INFORMATION GIVEN:

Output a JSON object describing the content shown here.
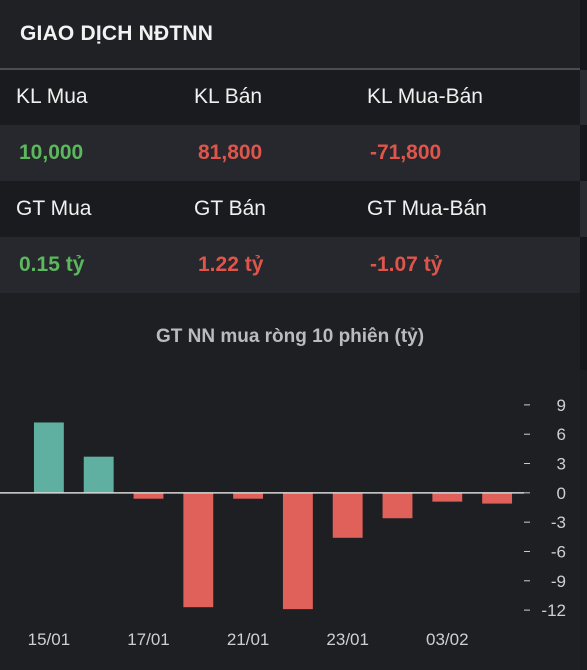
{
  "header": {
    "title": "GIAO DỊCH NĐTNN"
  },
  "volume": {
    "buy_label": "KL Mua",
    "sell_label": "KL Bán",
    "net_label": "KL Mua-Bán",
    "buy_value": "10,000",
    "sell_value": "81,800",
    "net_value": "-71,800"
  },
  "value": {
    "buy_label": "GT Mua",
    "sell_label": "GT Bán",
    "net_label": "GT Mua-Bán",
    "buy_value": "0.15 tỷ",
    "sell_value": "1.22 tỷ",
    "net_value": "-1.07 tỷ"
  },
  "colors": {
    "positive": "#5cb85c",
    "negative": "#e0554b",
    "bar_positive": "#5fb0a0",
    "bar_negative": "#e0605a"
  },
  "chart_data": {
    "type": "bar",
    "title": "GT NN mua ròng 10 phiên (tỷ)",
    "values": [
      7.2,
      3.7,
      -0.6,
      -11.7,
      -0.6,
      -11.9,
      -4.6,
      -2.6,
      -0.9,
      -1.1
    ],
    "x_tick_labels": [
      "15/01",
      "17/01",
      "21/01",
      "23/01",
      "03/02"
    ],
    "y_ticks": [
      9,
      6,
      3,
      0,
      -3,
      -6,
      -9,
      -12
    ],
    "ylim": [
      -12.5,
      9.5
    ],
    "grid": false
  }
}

EXERCISE INSTRUCTIONS:
Where a line in the material above holds "title", copy that line.

PROBLEM SOLUTION:
    "title": "GIAO DỊCH NĐTNN"
    "title": "GT NN mua ròng 10 phiên (tỷ)",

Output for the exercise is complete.